#### [Written request]
Reproduce the entries below in full, word for word.

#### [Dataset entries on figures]
--- START ---
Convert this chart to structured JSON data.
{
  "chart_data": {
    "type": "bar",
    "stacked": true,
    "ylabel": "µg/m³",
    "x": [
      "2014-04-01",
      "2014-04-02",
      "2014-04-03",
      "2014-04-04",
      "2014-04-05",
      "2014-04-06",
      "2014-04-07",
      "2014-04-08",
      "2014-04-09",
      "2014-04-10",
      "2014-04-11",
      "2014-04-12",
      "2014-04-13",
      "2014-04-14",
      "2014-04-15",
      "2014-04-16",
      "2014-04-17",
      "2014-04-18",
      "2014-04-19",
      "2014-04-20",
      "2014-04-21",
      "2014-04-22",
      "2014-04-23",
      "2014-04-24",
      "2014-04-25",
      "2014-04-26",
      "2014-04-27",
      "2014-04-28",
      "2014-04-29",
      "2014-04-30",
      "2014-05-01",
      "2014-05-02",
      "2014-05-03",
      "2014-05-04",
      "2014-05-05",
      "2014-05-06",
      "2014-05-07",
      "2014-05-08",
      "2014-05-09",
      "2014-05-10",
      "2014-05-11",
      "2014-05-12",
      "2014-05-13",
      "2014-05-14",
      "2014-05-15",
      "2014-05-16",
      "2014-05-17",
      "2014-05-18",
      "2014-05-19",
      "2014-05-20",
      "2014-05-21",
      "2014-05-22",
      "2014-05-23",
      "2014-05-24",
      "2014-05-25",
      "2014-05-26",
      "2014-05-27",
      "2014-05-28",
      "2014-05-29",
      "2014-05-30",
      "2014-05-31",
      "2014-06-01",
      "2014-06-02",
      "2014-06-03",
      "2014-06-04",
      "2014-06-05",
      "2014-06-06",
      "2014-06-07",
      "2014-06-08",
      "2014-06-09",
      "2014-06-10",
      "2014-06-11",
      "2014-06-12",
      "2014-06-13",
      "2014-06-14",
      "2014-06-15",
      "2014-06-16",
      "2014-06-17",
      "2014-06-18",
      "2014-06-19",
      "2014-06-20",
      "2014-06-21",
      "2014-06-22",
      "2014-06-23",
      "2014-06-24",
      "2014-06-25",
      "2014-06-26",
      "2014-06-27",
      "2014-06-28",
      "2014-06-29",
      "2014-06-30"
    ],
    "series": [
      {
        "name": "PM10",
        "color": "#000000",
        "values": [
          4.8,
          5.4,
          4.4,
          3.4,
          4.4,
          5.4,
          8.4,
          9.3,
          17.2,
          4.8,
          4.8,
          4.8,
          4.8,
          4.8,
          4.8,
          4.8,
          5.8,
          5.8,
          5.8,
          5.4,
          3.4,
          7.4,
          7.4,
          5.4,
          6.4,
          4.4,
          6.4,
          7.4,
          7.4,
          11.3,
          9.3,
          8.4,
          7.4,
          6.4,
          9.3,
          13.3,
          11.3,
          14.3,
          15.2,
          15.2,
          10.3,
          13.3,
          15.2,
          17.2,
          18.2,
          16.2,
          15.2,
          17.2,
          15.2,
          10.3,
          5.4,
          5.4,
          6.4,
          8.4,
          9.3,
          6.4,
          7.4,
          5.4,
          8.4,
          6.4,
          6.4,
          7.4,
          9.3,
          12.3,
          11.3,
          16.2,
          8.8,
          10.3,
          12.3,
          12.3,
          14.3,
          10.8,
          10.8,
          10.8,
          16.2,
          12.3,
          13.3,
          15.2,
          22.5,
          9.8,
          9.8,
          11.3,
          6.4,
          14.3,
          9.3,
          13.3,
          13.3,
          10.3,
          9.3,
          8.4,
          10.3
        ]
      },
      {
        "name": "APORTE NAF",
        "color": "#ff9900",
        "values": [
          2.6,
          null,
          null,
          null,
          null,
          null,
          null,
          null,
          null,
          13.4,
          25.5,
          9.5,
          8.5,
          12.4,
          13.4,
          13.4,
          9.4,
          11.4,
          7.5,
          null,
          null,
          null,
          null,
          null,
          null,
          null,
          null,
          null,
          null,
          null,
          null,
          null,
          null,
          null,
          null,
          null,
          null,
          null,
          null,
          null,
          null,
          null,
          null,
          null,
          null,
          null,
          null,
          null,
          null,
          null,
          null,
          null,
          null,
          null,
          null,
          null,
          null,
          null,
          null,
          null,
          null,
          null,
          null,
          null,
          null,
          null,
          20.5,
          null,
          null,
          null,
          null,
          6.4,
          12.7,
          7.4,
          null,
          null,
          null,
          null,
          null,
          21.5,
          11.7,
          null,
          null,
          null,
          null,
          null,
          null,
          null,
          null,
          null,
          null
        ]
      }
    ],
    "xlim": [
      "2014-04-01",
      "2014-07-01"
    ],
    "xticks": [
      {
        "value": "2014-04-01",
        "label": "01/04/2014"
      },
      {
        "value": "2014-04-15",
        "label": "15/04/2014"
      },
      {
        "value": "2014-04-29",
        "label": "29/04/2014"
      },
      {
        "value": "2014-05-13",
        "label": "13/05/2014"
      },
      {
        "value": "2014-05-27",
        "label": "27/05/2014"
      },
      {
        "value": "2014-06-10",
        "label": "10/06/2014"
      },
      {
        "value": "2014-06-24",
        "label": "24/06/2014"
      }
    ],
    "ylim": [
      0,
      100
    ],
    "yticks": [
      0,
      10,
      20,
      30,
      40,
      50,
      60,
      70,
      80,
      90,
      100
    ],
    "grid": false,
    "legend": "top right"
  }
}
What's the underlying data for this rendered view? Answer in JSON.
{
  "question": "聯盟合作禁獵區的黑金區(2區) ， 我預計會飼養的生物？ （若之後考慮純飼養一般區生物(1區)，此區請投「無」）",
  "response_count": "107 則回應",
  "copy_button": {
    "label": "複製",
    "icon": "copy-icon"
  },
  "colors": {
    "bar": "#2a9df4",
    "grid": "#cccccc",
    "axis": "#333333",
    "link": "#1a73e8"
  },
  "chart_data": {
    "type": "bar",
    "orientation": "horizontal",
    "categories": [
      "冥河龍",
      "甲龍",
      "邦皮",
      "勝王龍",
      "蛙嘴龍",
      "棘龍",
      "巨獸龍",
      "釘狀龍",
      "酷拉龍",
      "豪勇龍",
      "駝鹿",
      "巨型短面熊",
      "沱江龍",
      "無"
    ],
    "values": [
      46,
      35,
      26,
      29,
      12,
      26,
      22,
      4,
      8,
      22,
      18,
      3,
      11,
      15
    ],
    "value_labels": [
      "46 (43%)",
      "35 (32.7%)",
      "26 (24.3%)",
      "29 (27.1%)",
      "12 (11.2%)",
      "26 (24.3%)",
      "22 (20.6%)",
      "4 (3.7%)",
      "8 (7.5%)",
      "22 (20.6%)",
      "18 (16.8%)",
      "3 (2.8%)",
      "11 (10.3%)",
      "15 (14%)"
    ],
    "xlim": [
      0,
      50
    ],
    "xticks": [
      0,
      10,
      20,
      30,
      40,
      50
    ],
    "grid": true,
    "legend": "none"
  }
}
--- END ---
#### [Result of this exercise]
Convert this chart to structured JSON data.
{
  "chart_data": {
    "type": "bar",
    "stacked": true,
    "ylabel": "µg/m³",
    "x": [
      "2014-04-01",
      "2014-04-02",
      "2014-04-03",
      "2014-04-04",
      "2014-04-05",
      "2014-04-06",
      "2014-04-07",
      "2014-04-08",
      "2014-04-09",
      "2014-04-10",
      "2014-04-11",
      "2014-04-12",
      "2014-04-13",
      "2014-04-14",
      "2014-04-15",
      "2014-04-16",
      "2014-04-17",
      "2014-04-18",
      "2014-04-19",
      "2014-04-20",
      "2014-04-21",
      "2014-04-22",
      "2014-04-23",
      "2014-04-24",
      "2014-04-25",
      "2014-04-26",
      "2014-04-27",
      "2014-04-28",
      "2014-04-29",
      "2014-04-30",
      "2014-05-01",
      "2014-05-02",
      "2014-05-03",
      "2014-05-04",
      "2014-05-05",
      "2014-05-06",
      "2014-05-07",
      "2014-05-08",
      "2014-05-09",
      "2014-05-10",
      "2014-05-11",
      "2014-05-12",
      "2014-05-13",
      "2014-05-14",
      "2014-05-15",
      "2014-05-16",
      "2014-05-17",
      "2014-05-18",
      "2014-05-19",
      "2014-05-20",
      "2014-05-21",
      "2014-05-22",
      "2014-05-23",
      "2014-05-24",
      "2014-05-25",
      "2014-05-26",
      "2014-05-27",
      "2014-05-28",
      "2014-05-29",
      "2014-05-30",
      "2014-05-31",
      "2014-06-01",
      "2014-06-02",
      "2014-06-03",
      "2014-06-04",
      "2014-06-05",
      "2014-06-06",
      "2014-06-07",
      "2014-06-08",
      "2014-06-09",
      "2014-06-10",
      "2014-06-11",
      "2014-06-12",
      "2014-06-13",
      "2014-06-14",
      "2014-06-15",
      "2014-06-16",
      "2014-06-17",
      "2014-06-18",
      "2014-06-19",
      "2014-06-20",
      "2014-06-21",
      "2014-06-22",
      "2014-06-23",
      "2014-06-24",
      "2014-06-25",
      "2014-06-26",
      "2014-06-27",
      "2014-06-28",
      "2014-06-29",
      "2014-06-30"
    ],
    "series": [
      {
        "name": "PM10",
        "color": "#000000",
        "values": [
          4.8,
          5.4,
          4.4,
          3.4,
          4.4,
          5.4,
          8.4,
          9.3,
          17.2,
          4.8,
          4.8,
          4.8,
          4.8,
          4.8,
          4.8,
          4.8,
          5.8,
          5.8,
          5.8,
          5.4,
          3.4,
          7.4,
          7.4,
          5.4,
          6.4,
          4.4,
          6.4,
          7.4,
          7.4,
          11.3,
          9.3,
          8.4,
          7.4,
          6.4,
          9.3,
          13.3,
          11.3,
          14.3,
          15.2,
          15.2,
          10.3,
          13.3,
          15.2,
          17.2,
          18.2,
          16.2,
          15.2,
          17.2,
          15.2,
          10.3,
          5.4,
          5.4,
          6.4,
          8.4,
          9.3,
          6.4,
          7.4,
          5.4,
          8.4,
          6.4,
          6.4,
          7.4,
          9.3,
          12.3,
          11.3,
          16.2,
          8.8,
          10.3,
          12.3,
          12.3,
          14.3,
          10.8,
          10.8,
          10.8,
          16.2,
          12.3,
          13.3,
          15.2,
          22.5,
          9.8,
          9.8,
          11.3,
          6.4,
          14.3,
          9.3,
          13.3,
          13.3,
          10.3,
          9.3,
          8.4,
          10.3
        ]
      },
      {
        "name": "APORTE NAF",
        "color": "#ff9900",
        "values": [
          2.6,
          null,
          null,
          null,
          null,
          null,
          null,
          null,
          null,
          13.4,
          25.5,
          9.5,
          8.5,
          12.4,
          13.4,
          13.4,
          9.4,
          11.4,
          7.5,
          null,
          null,
          null,
          null,
          null,
          null,
          null,
          null,
          null,
          null,
          null,
          null,
          null,
          null,
          null,
          null,
          null,
          null,
          null,
          null,
          null,
          null,
          null,
          null,
          null,
          null,
          null,
          null,
          null,
          null,
          null,
          null,
          null,
          null,
          null,
          null,
          null,
          null,
          null,
          null,
          null,
          null,
          null,
          null,
          null,
          null,
          null,
          20.5,
          null,
          null,
          null,
          null,
          6.4,
          12.7,
          7.4,
          null,
          null,
          null,
          null,
          null,
          21.5,
          11.7,
          null,
          null,
          null,
          null,
          null,
          null,
          null,
          null,
          null,
          null
        ]
      }
    ],
    "xlim": [
      "2014-04-01",
      "2014-07-01"
    ],
    "xticks": [
      {
        "value": "2014-04-01",
        "label": "01/04/2014"
      },
      {
        "value": "2014-04-15",
        "label": "15/04/2014"
      },
      {
        "value": "2014-04-29",
        "label": "29/04/2014"
      },
      {
        "value": "2014-05-13",
        "label": "13/05/2014"
      },
      {
        "value": "2014-05-27",
        "label": "27/05/2014"
      },
      {
        "value": "2014-06-10",
        "label": "10/06/2014"
      },
      {
        "value": "2014-06-24",
        "label": "24/06/2014"
      }
    ],
    "ylim": [
      0,
      100
    ],
    "yticks": [
      0,
      10,
      20,
      30,
      40,
      50,
      60,
      70,
      80,
      90,
      100
    ],
    "grid": false,
    "legend": "top right"
  }
}
What's the underlying data for this rendered view? Answer in JSON.
{
  "question": "聯盟合作禁獵區的黑金區(2區) ， 我預計會飼養的生物？ （若之後考慮純飼養一般區生物(1區)，此區請投「無」）",
  "response_count": "107 則回應",
  "copy_button": {
    "label": "複製",
    "icon": "copy-icon"
  },
  "colors": {
    "bar": "#2a9df4",
    "grid": "#cccccc",
    "axis": "#333333",
    "link": "#1a73e8"
  },
  "chart_data": {
    "type": "bar",
    "orientation": "horizontal",
    "categories": [
      "冥河龍",
      "甲龍",
      "邦皮",
      "勝王龍",
      "蛙嘴龍",
      "棘龍",
      "巨獸龍",
      "釘狀龍",
      "酷拉龍",
      "豪勇龍",
      "駝鹿",
      "巨型短面熊",
      "沱江龍",
      "無"
    ],
    "values": [
      46,
      35,
      26,
      29,
      12,
      26,
      22,
      4,
      8,
      22,
      18,
      3,
      11,
      15
    ],
    "value_labels": [
      "46 (43%)",
      "35 (32.7%)",
      "26 (24.3%)",
      "29 (27.1%)",
      "12 (11.2%)",
      "26 (24.3%)",
      "22 (20.6%)",
      "4 (3.7%)",
      "8 (7.5%)",
      "22 (20.6%)",
      "18 (16.8%)",
      "3 (2.8%)",
      "11 (10.3%)",
      "15 (14%)"
    ],
    "xlim": [
      0,
      50
    ],
    "xticks": [
      0,
      10,
      20,
      30,
      40,
      50
    ],
    "grid": true,
    "legend": "none"
  }
}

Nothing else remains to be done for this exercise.